Records to process: Begin

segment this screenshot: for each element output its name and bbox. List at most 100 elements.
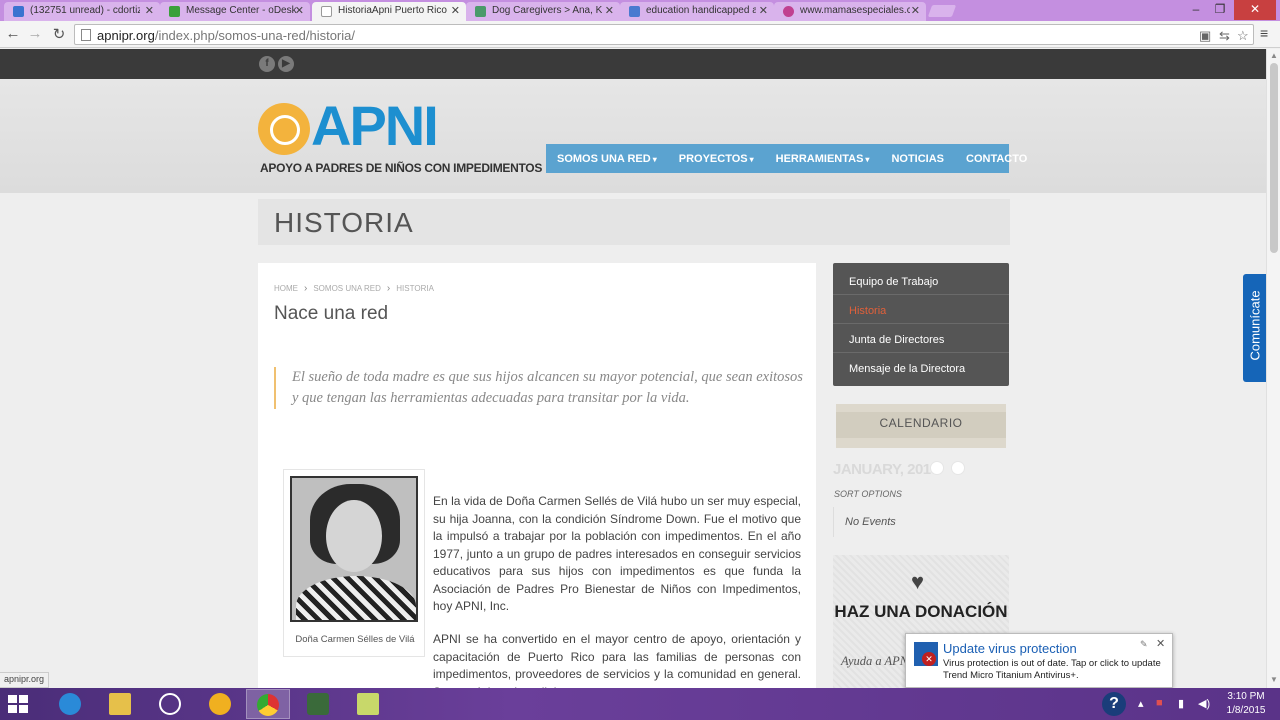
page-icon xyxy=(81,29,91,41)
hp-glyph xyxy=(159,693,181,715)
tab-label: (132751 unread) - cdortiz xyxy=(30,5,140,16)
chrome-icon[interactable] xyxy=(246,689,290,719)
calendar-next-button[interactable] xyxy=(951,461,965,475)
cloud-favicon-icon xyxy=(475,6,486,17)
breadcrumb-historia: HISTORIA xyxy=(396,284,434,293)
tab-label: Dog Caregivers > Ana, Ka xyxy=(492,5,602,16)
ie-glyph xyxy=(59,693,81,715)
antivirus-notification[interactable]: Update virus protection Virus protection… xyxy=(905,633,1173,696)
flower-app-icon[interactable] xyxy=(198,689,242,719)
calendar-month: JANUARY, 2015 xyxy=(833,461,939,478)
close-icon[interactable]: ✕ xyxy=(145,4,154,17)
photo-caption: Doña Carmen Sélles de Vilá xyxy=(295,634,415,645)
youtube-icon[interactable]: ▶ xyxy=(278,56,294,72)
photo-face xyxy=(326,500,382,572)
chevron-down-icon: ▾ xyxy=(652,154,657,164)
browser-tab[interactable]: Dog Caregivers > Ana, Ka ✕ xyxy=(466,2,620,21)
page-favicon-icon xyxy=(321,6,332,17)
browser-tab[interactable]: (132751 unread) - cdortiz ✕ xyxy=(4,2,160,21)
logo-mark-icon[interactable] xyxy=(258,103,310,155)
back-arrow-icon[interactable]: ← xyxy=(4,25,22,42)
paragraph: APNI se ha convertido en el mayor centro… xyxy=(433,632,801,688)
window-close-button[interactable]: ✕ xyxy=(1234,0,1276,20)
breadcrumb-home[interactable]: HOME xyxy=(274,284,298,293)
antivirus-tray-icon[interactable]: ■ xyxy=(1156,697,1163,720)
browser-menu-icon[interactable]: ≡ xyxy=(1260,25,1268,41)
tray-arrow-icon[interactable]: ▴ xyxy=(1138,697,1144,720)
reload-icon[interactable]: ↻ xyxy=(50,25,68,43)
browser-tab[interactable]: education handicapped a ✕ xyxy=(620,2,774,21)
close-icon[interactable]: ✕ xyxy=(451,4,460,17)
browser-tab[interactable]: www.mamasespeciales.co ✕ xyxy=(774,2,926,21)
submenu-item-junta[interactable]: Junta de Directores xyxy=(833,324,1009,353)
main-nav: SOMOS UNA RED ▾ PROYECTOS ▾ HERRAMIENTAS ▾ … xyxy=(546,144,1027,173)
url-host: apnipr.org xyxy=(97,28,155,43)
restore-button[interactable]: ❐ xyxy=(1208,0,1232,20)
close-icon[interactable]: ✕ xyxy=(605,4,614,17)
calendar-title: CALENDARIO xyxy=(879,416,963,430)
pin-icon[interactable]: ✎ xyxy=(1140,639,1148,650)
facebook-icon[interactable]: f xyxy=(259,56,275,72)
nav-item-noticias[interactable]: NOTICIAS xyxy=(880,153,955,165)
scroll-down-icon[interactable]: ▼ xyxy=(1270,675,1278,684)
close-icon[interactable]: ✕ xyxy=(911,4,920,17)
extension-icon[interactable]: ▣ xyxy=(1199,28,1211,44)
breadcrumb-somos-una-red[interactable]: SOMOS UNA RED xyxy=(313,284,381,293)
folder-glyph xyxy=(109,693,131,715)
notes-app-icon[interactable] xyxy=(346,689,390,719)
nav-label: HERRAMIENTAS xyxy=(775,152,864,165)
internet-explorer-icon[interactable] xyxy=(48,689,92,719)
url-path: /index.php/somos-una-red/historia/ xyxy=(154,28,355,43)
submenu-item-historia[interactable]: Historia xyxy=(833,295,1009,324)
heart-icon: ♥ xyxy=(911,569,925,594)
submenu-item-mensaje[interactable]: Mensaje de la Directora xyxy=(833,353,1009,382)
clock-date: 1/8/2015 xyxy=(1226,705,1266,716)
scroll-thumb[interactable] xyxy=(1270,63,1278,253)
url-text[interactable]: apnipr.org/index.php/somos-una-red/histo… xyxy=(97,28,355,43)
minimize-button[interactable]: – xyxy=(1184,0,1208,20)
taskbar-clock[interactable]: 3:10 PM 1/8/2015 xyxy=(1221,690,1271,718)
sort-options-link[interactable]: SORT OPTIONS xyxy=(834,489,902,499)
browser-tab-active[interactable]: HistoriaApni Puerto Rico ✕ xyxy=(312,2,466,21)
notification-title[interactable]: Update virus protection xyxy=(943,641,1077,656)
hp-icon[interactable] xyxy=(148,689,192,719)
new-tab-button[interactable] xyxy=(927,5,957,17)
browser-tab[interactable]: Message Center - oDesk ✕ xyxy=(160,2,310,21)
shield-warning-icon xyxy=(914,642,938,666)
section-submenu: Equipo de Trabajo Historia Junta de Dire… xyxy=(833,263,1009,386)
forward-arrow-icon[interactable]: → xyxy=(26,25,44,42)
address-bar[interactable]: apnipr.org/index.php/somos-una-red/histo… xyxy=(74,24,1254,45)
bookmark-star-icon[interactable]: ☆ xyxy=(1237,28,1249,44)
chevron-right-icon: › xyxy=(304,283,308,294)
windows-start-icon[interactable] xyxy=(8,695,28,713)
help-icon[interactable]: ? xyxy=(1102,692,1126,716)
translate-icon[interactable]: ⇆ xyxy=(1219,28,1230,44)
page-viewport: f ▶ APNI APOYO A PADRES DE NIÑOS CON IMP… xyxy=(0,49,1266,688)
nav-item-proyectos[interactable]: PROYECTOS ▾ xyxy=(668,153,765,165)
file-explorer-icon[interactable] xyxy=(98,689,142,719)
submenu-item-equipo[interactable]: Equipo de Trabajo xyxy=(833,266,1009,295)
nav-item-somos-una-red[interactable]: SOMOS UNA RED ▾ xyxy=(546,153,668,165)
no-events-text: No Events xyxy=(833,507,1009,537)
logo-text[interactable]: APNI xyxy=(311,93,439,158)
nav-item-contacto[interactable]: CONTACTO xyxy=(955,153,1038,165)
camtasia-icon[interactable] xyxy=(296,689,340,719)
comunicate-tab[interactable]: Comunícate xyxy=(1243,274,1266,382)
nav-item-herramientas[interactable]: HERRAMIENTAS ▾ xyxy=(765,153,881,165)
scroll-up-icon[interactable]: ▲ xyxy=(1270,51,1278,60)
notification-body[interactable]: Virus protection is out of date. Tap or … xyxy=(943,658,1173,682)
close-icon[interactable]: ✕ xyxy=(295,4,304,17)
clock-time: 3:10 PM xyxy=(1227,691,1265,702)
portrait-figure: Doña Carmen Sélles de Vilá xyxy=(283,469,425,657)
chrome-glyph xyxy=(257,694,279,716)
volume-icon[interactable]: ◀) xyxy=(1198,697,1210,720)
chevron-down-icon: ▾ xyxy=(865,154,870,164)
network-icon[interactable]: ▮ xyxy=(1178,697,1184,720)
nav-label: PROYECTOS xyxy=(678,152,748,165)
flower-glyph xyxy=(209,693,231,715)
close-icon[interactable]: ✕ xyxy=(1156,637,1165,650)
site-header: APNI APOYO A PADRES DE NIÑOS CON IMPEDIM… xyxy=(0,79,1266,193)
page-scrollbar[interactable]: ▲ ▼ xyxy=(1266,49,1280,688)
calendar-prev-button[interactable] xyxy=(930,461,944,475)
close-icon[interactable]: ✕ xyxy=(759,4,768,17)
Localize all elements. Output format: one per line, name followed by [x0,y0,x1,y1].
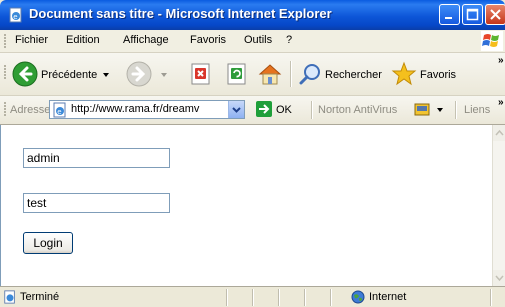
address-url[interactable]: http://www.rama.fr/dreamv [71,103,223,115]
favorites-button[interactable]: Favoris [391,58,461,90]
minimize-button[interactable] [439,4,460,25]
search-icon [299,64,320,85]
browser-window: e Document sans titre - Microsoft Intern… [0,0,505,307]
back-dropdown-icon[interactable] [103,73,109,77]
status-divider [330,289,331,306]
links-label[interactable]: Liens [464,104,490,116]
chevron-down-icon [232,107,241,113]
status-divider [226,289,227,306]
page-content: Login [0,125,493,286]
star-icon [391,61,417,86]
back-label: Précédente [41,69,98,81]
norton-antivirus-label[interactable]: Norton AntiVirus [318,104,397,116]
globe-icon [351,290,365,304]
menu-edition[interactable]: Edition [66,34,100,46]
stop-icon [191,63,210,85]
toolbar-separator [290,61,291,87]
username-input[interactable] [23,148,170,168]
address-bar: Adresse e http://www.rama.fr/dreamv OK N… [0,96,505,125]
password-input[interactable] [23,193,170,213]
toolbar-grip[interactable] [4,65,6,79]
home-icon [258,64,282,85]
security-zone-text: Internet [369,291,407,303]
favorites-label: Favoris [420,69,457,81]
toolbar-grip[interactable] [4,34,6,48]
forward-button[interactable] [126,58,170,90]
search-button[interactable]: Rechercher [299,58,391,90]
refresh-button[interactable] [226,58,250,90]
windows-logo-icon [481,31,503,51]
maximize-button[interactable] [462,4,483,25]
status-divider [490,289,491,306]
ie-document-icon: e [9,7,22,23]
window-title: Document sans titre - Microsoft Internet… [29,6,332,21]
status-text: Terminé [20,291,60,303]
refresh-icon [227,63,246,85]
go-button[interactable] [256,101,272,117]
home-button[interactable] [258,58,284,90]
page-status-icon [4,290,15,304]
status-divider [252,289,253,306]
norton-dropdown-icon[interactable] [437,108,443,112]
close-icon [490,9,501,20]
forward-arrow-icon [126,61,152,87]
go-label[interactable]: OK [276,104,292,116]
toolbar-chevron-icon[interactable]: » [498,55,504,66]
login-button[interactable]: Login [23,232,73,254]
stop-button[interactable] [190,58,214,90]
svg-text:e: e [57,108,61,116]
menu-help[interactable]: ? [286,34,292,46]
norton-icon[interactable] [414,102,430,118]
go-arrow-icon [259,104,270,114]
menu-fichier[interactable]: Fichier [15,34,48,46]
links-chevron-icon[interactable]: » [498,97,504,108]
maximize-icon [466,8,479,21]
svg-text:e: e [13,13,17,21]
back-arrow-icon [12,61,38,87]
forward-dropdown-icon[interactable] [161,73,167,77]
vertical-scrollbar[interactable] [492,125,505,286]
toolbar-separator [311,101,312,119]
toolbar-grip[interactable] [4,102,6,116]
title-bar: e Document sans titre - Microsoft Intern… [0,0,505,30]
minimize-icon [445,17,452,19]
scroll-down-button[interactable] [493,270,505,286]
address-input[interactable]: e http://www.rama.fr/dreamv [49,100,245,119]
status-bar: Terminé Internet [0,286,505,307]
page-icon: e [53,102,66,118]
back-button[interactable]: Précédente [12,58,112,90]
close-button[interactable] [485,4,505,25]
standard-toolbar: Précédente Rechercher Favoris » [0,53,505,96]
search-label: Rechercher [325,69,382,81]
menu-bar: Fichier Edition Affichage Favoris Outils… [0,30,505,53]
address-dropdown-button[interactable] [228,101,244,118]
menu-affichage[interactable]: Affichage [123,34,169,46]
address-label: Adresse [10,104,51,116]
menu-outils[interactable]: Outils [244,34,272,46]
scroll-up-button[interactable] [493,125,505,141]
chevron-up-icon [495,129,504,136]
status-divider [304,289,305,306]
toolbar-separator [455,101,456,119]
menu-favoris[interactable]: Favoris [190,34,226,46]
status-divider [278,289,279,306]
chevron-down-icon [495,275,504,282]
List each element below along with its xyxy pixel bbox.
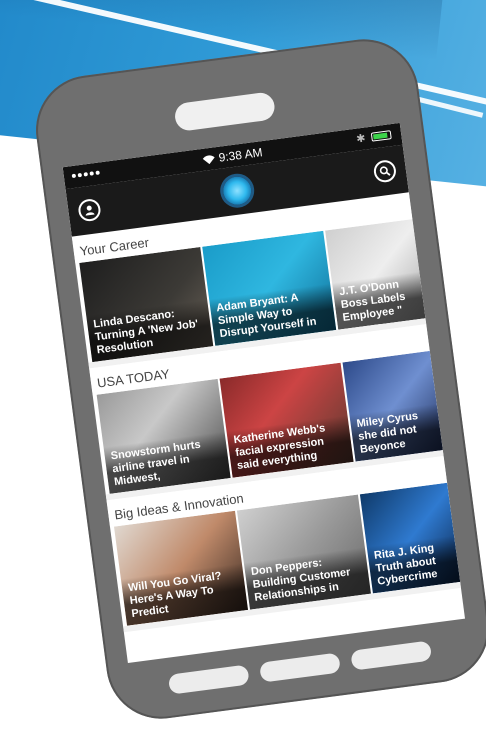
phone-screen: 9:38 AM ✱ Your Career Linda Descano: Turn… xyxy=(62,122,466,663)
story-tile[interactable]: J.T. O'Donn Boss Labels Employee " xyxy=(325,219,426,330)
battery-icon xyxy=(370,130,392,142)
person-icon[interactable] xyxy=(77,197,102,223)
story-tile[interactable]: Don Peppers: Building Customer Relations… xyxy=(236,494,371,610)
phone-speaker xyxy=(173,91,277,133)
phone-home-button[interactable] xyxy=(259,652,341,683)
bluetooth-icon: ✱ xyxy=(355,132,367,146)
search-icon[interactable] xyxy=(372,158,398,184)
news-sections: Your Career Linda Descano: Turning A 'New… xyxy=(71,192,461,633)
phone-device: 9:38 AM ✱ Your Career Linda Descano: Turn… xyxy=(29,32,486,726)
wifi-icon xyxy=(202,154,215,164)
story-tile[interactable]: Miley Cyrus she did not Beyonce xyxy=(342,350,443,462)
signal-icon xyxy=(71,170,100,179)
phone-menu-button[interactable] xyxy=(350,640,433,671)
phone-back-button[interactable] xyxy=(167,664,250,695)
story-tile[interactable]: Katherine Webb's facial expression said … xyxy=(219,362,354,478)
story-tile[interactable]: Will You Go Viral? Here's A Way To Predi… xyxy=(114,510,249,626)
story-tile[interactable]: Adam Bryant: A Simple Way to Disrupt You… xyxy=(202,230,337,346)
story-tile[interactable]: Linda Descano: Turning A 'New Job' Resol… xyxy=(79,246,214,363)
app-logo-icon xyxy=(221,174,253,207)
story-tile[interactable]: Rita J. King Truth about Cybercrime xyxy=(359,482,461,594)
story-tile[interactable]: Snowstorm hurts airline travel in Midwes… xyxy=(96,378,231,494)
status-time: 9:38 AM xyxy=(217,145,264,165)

Records to process: End

Exercise directions: Search the preceding listing for "maximize", then copy every line that holds it.

Worked solution:
maximize-button[interactable] [462,4,483,25]
maximize-icon [466,8,479,21]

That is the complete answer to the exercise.